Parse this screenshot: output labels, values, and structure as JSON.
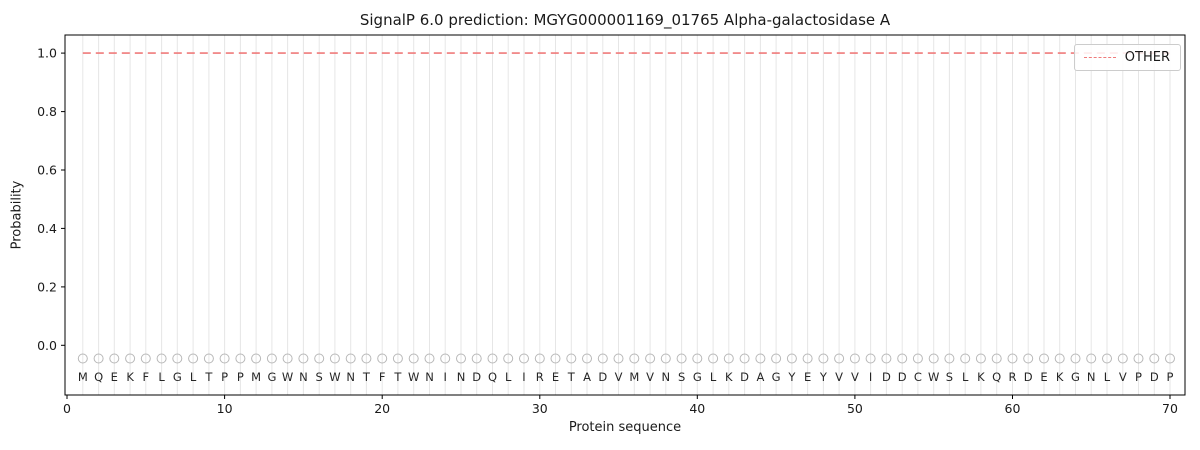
{
  "chart_data": {
    "type": "line",
    "title": "SignalP 6.0 prediction: MGYG000001169_01765 Alpha-galactosidase A",
    "xlabel": "Protein sequence",
    "ylabel": "Probability",
    "xlim": [
      -0.13,
      70.95
    ],
    "ylim": [
      -0.17,
      1.062
    ],
    "x_ticks": [
      0,
      10,
      20,
      30,
      40,
      50,
      60,
      70
    ],
    "y_ticks": [
      0.0,
      0.2,
      0.4,
      0.6,
      0.8,
      1.0
    ],
    "grid": "vertical line at every residue position",
    "legend_position": "upper right",
    "sequence": [
      "M",
      "Q",
      "E",
      "K",
      "F",
      "L",
      "G",
      "L",
      "T",
      "P",
      "P",
      "M",
      "G",
      "W",
      "N",
      "S",
      "W",
      "N",
      "T",
      "F",
      "T",
      "W",
      "N",
      "I",
      "N",
      "D",
      "Q",
      "L",
      "I",
      "R",
      "E",
      "T",
      "A",
      "D",
      "V",
      "M",
      "V",
      "N",
      "S",
      "G",
      "L",
      "K",
      "D",
      "A",
      "G",
      "Y",
      "E",
      "Y",
      "V",
      "V",
      "I",
      "D",
      "D",
      "C",
      "W",
      "S",
      "L",
      "K",
      "Q",
      "R",
      "D",
      "E",
      "K",
      "G",
      "N",
      "L",
      "V",
      "P",
      "D",
      "P"
    ],
    "series": [
      {
        "name": "OTHER",
        "color": "#ef7b7b",
        "style": "dashed",
        "x_start": 1,
        "values": [
          1.0,
          1.0,
          1.0,
          1.0,
          1.0,
          1.0,
          1.0,
          1.0,
          1.0,
          1.0,
          1.0,
          1.0,
          1.0,
          1.0,
          1.0,
          1.0,
          1.0,
          1.0,
          1.0,
          1.0,
          1.0,
          1.0,
          1.0,
          1.0,
          1.0,
          1.0,
          1.0,
          1.0,
          1.0,
          1.0,
          1.0,
          1.0,
          1.0,
          1.0,
          1.0,
          1.0,
          1.0,
          1.0,
          1.0,
          1.0,
          1.0,
          1.0,
          1.0,
          1.0,
          1.0,
          1.0,
          1.0,
          1.0,
          1.0,
          1.0,
          1.0,
          1.0,
          1.0,
          1.0,
          1.0,
          1.0,
          1.0,
          1.0,
          1.0,
          1.0,
          1.0,
          1.0,
          1.0,
          1.0,
          1.0,
          1.0,
          1.0,
          1.0,
          1.0,
          1.0
        ]
      }
    ],
    "markers": {
      "shape": "open-circle",
      "y": -0.045
    },
    "sequence_label_y": -0.108
  },
  "colors": {
    "axis": "#000000",
    "grid": "#e6e6e6",
    "marker": "#b8b8b8",
    "text": "#1a1a1a",
    "letter": "#262626",
    "other_line": "#ef7b7b"
  }
}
= = = =
▶ Goal of the exercise
With the images excluded, all entries are to be given again exactly.

▶ Solution to the problem
Parse this screenshot: output labels, values, and structure as JSON.
{
  "chart_data": {
    "type": "line",
    "title": "SignalP 6.0 prediction: MGYG000001169_01765 Alpha-galactosidase A",
    "xlabel": "Protein sequence",
    "ylabel": "Probability",
    "xlim": [
      -0.13,
      70.95
    ],
    "ylim": [
      -0.17,
      1.062
    ],
    "x_ticks": [
      0,
      10,
      20,
      30,
      40,
      50,
      60,
      70
    ],
    "y_ticks": [
      0.0,
      0.2,
      0.4,
      0.6,
      0.8,
      1.0
    ],
    "grid": "vertical line at every residue position",
    "legend_position": "upper right",
    "sequence": [
      "M",
      "Q",
      "E",
      "K",
      "F",
      "L",
      "G",
      "L",
      "T",
      "P",
      "P",
      "M",
      "G",
      "W",
      "N",
      "S",
      "W",
      "N",
      "T",
      "F",
      "T",
      "W",
      "N",
      "I",
      "N",
      "D",
      "Q",
      "L",
      "I",
      "R",
      "E",
      "T",
      "A",
      "D",
      "V",
      "M",
      "V",
      "N",
      "S",
      "G",
      "L",
      "K",
      "D",
      "A",
      "G",
      "Y",
      "E",
      "Y",
      "V",
      "V",
      "I",
      "D",
      "D",
      "C",
      "W",
      "S",
      "L",
      "K",
      "Q",
      "R",
      "D",
      "E",
      "K",
      "G",
      "N",
      "L",
      "V",
      "P",
      "D",
      "P"
    ],
    "series": [
      {
        "name": "OTHER",
        "color": "#ef7b7b",
        "style": "dashed",
        "x_start": 1,
        "values": [
          1.0,
          1.0,
          1.0,
          1.0,
          1.0,
          1.0,
          1.0,
          1.0,
          1.0,
          1.0,
          1.0,
          1.0,
          1.0,
          1.0,
          1.0,
          1.0,
          1.0,
          1.0,
          1.0,
          1.0,
          1.0,
          1.0,
          1.0,
          1.0,
          1.0,
          1.0,
          1.0,
          1.0,
          1.0,
          1.0,
          1.0,
          1.0,
          1.0,
          1.0,
          1.0,
          1.0,
          1.0,
          1.0,
          1.0,
          1.0,
          1.0,
          1.0,
          1.0,
          1.0,
          1.0,
          1.0,
          1.0,
          1.0,
          1.0,
          1.0,
          1.0,
          1.0,
          1.0,
          1.0,
          1.0,
          1.0,
          1.0,
          1.0,
          1.0,
          1.0,
          1.0,
          1.0,
          1.0,
          1.0,
          1.0,
          1.0,
          1.0,
          1.0,
          1.0,
          1.0
        ]
      }
    ],
    "markers": {
      "shape": "open-circle",
      "y": -0.045
    },
    "sequence_label_y": -0.108
  },
  "colors": {
    "axis": "#000000",
    "grid": "#e6e6e6",
    "marker": "#b8b8b8",
    "text": "#1a1a1a",
    "letter": "#262626",
    "other_line": "#ef7b7b"
  }
}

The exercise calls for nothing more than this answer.